- _Exercise description_
Reproduce the following material exactly, including every line.

Stored data
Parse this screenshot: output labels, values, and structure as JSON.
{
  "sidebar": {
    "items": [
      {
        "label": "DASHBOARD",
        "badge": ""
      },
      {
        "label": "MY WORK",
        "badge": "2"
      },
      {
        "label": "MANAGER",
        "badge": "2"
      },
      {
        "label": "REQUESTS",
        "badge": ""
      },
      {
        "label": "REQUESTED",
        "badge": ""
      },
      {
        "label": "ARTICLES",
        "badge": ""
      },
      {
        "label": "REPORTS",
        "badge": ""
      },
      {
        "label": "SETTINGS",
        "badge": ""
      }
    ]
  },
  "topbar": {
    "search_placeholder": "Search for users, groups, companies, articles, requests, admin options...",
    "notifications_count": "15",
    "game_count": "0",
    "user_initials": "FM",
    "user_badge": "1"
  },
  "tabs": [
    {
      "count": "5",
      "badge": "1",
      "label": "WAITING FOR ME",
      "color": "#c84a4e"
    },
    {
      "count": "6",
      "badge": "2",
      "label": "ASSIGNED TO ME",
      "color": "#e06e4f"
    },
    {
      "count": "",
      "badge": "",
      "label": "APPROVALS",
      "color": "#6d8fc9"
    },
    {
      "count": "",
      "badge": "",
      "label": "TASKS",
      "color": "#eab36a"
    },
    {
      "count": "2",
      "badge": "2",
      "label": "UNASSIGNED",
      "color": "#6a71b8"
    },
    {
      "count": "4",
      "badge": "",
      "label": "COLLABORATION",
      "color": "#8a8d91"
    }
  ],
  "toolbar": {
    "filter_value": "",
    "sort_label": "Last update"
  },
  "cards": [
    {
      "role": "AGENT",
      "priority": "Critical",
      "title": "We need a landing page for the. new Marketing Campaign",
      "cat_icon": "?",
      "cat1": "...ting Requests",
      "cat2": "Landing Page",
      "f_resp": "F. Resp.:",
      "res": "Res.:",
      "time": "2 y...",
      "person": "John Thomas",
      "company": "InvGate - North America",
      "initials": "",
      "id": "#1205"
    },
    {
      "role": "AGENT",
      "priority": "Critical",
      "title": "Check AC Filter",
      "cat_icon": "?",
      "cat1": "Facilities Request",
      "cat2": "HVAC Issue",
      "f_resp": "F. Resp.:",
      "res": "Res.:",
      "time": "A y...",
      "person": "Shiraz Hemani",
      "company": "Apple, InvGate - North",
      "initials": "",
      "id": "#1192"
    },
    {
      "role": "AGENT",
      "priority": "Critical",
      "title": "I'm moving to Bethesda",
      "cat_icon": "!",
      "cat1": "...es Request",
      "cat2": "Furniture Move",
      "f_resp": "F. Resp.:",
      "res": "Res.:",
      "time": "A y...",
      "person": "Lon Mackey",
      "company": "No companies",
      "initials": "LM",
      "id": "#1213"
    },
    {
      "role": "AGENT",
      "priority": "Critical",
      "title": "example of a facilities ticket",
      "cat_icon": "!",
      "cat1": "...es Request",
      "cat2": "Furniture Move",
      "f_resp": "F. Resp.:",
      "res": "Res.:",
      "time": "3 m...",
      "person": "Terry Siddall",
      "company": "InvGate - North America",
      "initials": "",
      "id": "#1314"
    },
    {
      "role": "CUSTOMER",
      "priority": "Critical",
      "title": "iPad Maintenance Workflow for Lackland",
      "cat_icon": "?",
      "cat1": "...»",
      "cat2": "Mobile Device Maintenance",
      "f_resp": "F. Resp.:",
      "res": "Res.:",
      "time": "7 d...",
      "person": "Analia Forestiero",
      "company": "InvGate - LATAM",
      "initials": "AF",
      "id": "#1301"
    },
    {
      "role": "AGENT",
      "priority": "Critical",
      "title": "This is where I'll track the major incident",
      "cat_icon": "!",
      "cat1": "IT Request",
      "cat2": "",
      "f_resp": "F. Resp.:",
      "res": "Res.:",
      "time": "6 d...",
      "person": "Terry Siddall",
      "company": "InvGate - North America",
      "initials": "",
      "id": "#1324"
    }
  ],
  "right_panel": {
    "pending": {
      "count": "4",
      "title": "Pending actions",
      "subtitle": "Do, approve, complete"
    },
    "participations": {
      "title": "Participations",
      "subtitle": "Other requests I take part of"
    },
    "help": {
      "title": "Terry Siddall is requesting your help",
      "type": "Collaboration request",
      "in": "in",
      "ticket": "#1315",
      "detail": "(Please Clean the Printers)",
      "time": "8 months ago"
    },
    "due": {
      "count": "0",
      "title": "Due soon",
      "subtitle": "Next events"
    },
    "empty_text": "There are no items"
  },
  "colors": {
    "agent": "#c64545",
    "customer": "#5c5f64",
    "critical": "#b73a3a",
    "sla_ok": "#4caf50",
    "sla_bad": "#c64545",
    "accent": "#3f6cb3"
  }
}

- _Solution_
Parse this screenshot: output labels, values, and structure as JSON.
{
  "sidebar": {
    "items": [
      {
        "label": "DASHBOARD",
        "badge": ""
      },
      {
        "label": "MY WORK",
        "badge": "2"
      },
      {
        "label": "MANAGER",
        "badge": "2"
      },
      {
        "label": "REQUESTS",
        "badge": ""
      },
      {
        "label": "REQUESTED",
        "badge": ""
      },
      {
        "label": "ARTICLES",
        "badge": ""
      },
      {
        "label": "REPORTS",
        "badge": ""
      },
      {
        "label": "SETTINGS",
        "badge": ""
      }
    ]
  },
  "topbar": {
    "search_placeholder": "Search for users, groups, companies, articles, requests, admin options...",
    "notifications_count": "15",
    "game_count": "0",
    "user_initials": "FM",
    "user_badge": "1"
  },
  "tabs": [
    {
      "count": "5",
      "badge": "1",
      "label": "WAITING FOR ME",
      "color": "#c84a4e"
    },
    {
      "count": "6",
      "badge": "2",
      "label": "ASSIGNED TO ME",
      "color": "#e06e4f"
    },
    {
      "count": "",
      "badge": "",
      "label": "APPROVALS",
      "color": "#6d8fc9"
    },
    {
      "count": "",
      "badge": "",
      "label": "TASKS",
      "color": "#eab36a"
    },
    {
      "count": "2",
      "badge": "2",
      "label": "UNASSIGNED",
      "color": "#6a71b8"
    },
    {
      "count": "4",
      "badge": "",
      "label": "COLLABORATION",
      "color": "#8a8d91"
    }
  ],
  "toolbar": {
    "filter_value": "",
    "sort_label": "Last update"
  },
  "cards": [
    {
      "role": "AGENT",
      "priority": "Critical",
      "title": "We need a landing page for the. new Marketing Campaign",
      "cat_icon": "?",
      "cat1": "...ting Requests",
      "cat2": "Landing Page",
      "f_resp": "F. Resp.:",
      "res": "Res.:",
      "time": "2 y...",
      "person": "John Thomas",
      "company": "InvGate - North America",
      "initials": "",
      "id": "#1205"
    },
    {
      "role": "AGENT",
      "priority": "Critical",
      "title": "Check AC Filter",
      "cat_icon": "?",
      "cat1": "Facilities Request",
      "cat2": "HVAC Issue",
      "f_resp": "F. Resp.:",
      "res": "Res.:",
      "time": "A y...",
      "person": "Shiraz Hemani",
      "company": "Apple, InvGate - North",
      "initials": "",
      "id": "#1192"
    },
    {
      "role": "AGENT",
      "priority": "Critical",
      "title": "I'm moving to Bethesda",
      "cat_icon": "!",
      "cat1": "...es Request",
      "cat2": "Furniture Move",
      "f_resp": "F. Resp.:",
      "res": "Res.:",
      "time": "A y...",
      "person": "Lon Mackey",
      "company": "No companies",
      "initials": "LM",
      "id": "#1213"
    },
    {
      "role": "AGENT",
      "priority": "Critical",
      "title": "example of a facilities ticket",
      "cat_icon": "!",
      "cat1": "...es Request",
      "cat2": "Furniture Move",
      "f_resp": "F. Resp.:",
      "res": "Res.:",
      "time": "3 m...",
      "person": "Terry Siddall",
      "company": "InvGate - North America",
      "initials": "",
      "id": "#1314"
    },
    {
      "role": "CUSTOMER",
      "priority": "Critical",
      "title": "iPad Maintenance Workflow for Lackland",
      "cat_icon": "?",
      "cat1": "...»",
      "cat2": "Mobile Device Maintenance",
      "f_resp": "F. Resp.:",
      "res": "Res.:",
      "time": "7 d...",
      "person": "Analia Forestiero",
      "company": "InvGate - LATAM",
      "initials": "AF",
      "id": "#1301"
    },
    {
      "role": "AGENT",
      "priority": "Critical",
      "title": "This is where I'll track the major incident",
      "cat_icon": "!",
      "cat1": "IT Request",
      "cat2": "",
      "f_resp": "F. Resp.:",
      "res": "Res.:",
      "time": "6 d...",
      "person": "Terry Siddall",
      "company": "InvGate - North America",
      "initials": "",
      "id": "#1324"
    }
  ],
  "right_panel": {
    "pending": {
      "count": "4",
      "title": "Pending actions",
      "subtitle": "Do, approve, complete"
    },
    "participations": {
      "title": "Participations",
      "subtitle": "Other requests I take part of"
    },
    "help": {
      "title": "Terry Siddall is requesting your help",
      "type": "Collaboration request",
      "in": "in",
      "ticket": "#1315",
      "detail": "(Please Clean the Printers)",
      "time": "8 months ago"
    },
    "due": {
      "count": "0",
      "title": "Due soon",
      "subtitle": "Next events"
    },
    "empty_text": "There are no items"
  },
  "colors": {
    "agent": "#c64545",
    "customer": "#5c5f64",
    "critical": "#b73a3a",
    "sla_ok": "#4caf50",
    "sla_bad": "#c64545",
    "accent": "#3f6cb3"
  }
}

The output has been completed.